--- Information supplied ---

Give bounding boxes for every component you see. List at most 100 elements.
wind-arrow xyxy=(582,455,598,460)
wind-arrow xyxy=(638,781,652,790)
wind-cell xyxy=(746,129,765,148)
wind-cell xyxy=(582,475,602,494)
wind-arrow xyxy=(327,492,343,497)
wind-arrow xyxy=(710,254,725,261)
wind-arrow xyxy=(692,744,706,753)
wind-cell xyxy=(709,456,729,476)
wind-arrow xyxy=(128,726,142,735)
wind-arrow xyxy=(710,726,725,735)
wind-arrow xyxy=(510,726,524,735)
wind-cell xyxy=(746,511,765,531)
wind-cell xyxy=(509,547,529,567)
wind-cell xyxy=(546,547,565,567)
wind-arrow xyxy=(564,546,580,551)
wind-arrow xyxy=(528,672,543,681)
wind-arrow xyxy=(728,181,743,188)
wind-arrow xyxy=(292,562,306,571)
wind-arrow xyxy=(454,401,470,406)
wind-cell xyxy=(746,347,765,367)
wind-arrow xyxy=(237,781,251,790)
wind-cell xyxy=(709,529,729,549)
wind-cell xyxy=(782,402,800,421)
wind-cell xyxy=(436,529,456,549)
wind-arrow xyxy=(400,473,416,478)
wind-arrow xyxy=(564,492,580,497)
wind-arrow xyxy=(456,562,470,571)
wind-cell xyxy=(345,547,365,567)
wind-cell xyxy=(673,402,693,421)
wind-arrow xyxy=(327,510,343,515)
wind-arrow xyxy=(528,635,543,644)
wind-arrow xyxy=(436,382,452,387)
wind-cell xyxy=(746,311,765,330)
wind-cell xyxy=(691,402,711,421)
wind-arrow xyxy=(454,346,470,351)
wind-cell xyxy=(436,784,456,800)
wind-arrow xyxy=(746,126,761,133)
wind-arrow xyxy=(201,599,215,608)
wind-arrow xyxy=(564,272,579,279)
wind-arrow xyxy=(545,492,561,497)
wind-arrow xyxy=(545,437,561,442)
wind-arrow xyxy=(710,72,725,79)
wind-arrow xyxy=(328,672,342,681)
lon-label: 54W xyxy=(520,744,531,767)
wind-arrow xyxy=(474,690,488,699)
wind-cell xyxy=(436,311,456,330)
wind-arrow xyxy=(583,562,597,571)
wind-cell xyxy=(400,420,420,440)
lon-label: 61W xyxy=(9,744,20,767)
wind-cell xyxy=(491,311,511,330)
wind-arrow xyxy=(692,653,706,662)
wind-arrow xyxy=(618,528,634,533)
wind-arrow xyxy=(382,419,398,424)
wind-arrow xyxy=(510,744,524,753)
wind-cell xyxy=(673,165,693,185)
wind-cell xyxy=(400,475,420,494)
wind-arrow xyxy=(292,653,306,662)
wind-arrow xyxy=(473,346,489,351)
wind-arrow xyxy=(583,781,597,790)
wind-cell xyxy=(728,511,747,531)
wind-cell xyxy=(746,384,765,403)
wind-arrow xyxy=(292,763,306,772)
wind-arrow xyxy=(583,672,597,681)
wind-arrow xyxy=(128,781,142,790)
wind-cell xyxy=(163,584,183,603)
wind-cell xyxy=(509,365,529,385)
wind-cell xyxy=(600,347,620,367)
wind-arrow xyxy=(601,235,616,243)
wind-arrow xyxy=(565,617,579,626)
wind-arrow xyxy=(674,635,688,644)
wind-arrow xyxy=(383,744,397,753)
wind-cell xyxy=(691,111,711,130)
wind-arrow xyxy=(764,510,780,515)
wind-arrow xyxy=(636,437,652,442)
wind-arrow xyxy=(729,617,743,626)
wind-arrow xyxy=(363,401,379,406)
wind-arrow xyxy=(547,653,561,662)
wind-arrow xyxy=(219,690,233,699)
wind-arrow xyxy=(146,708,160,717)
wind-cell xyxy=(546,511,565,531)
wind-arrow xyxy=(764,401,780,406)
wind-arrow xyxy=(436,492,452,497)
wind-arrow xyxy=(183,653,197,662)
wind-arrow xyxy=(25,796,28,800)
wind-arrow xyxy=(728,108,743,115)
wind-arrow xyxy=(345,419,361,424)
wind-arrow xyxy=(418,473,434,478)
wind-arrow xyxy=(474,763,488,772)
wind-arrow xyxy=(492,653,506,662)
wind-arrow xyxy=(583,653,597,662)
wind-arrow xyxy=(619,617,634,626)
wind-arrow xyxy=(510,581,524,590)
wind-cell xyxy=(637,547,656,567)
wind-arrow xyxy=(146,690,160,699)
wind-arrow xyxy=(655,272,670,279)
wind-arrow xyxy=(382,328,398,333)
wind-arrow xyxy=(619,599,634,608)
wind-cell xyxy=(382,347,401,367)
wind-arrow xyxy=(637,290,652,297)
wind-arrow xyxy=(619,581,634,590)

---

* What to work on:
Reproduce every line of the entries above with no changes at all.

* The reply:
Give bounding boxes for every component you see. List at most 100 elements.
wind-arrow xyxy=(582,455,598,460)
wind-arrow xyxy=(638,781,652,790)
wind-cell xyxy=(746,129,765,148)
wind-cell xyxy=(582,475,602,494)
wind-arrow xyxy=(327,492,343,497)
wind-arrow xyxy=(710,254,725,261)
wind-arrow xyxy=(692,744,706,753)
wind-cell xyxy=(709,456,729,476)
wind-arrow xyxy=(128,726,142,735)
wind-arrow xyxy=(710,726,725,735)
wind-arrow xyxy=(510,726,524,735)
wind-cell xyxy=(746,511,765,531)
wind-cell xyxy=(509,547,529,567)
wind-cell xyxy=(546,547,565,567)
wind-arrow xyxy=(564,546,580,551)
wind-arrow xyxy=(528,672,543,681)
wind-arrow xyxy=(728,181,743,188)
wind-arrow xyxy=(292,562,306,571)
wind-arrow xyxy=(454,401,470,406)
wind-cell xyxy=(746,347,765,367)
wind-arrow xyxy=(237,781,251,790)
wind-cell xyxy=(709,529,729,549)
wind-cell xyxy=(782,402,800,421)
wind-cell xyxy=(436,529,456,549)
wind-arrow xyxy=(400,473,416,478)
wind-arrow xyxy=(564,492,580,497)
wind-arrow xyxy=(456,562,470,571)
wind-cell xyxy=(345,547,365,567)
wind-cell xyxy=(673,402,693,421)
wind-arrow xyxy=(327,510,343,515)
wind-arrow xyxy=(528,635,543,644)
wind-arrow xyxy=(436,382,452,387)
wind-cell xyxy=(746,311,765,330)
wind-cell xyxy=(691,402,711,421)
wind-arrow xyxy=(454,346,470,351)
wind-cell xyxy=(436,784,456,800)
wind-arrow xyxy=(746,126,761,133)
wind-arrow xyxy=(201,599,215,608)
wind-arrow xyxy=(564,272,579,279)
wind-arrow xyxy=(545,492,561,497)
wind-arrow xyxy=(545,437,561,442)
wind-arrow xyxy=(710,72,725,79)
wind-arrow xyxy=(328,672,342,681)
lon-label: 54W xyxy=(520,744,531,767)
wind-arrow xyxy=(474,690,488,699)
wind-cell xyxy=(436,311,456,330)
wind-arrow xyxy=(583,562,597,571)
wind-cell xyxy=(400,420,420,440)
lon-label: 61W xyxy=(9,744,20,767)
wind-cell xyxy=(491,311,511,330)
wind-arrow xyxy=(692,653,706,662)
wind-arrow xyxy=(618,528,634,533)
wind-arrow xyxy=(382,419,398,424)
wind-arrow xyxy=(510,744,524,753)
wind-cell xyxy=(673,165,693,185)
wind-cell xyxy=(400,475,420,494)
wind-arrow xyxy=(292,653,306,662)
wind-arrow xyxy=(473,346,489,351)
wind-arrow xyxy=(583,781,597,790)
wind-cell xyxy=(728,511,747,531)
wind-cell xyxy=(746,384,765,403)
wind-arrow xyxy=(292,763,306,772)
wind-arrow xyxy=(583,672,597,681)
wind-arrow xyxy=(128,781,142,790)
wind-cell xyxy=(163,584,183,603)
wind-cell xyxy=(509,365,529,385)
wind-cell xyxy=(600,347,620,367)
wind-arrow xyxy=(601,235,616,243)
wind-arrow xyxy=(565,617,579,626)
wind-arrow xyxy=(674,635,688,644)
wind-arrow xyxy=(383,744,397,753)
wind-cell xyxy=(691,111,711,130)
wind-arrow xyxy=(764,510,780,515)
wind-arrow xyxy=(636,437,652,442)
wind-arrow xyxy=(729,617,743,626)
wind-arrow xyxy=(363,401,379,406)
wind-arrow xyxy=(547,653,561,662)
wind-arrow xyxy=(219,690,233,699)
wind-arrow xyxy=(146,708,160,717)
wind-cell xyxy=(546,511,565,531)
wind-arrow xyxy=(764,401,780,406)
wind-arrow xyxy=(436,492,452,497)
wind-arrow xyxy=(183,653,197,662)
wind-arrow xyxy=(25,796,28,800)
wind-arrow xyxy=(728,108,743,115)
wind-arrow xyxy=(345,419,361,424)
wind-arrow xyxy=(418,473,434,478)
wind-arrow xyxy=(474,763,488,772)
wind-arrow xyxy=(492,653,506,662)
wind-arrow xyxy=(583,653,597,662)
wind-arrow xyxy=(619,617,634,626)
wind-arrow xyxy=(510,581,524,590)
wind-cell xyxy=(637,547,656,567)
wind-arrow xyxy=(146,690,160,699)
wind-arrow xyxy=(655,272,670,279)
wind-arrow xyxy=(382,328,398,333)
wind-arrow xyxy=(619,599,634,608)
wind-cell xyxy=(382,347,401,367)
wind-arrow xyxy=(637,290,652,297)
wind-arrow xyxy=(619,581,634,590)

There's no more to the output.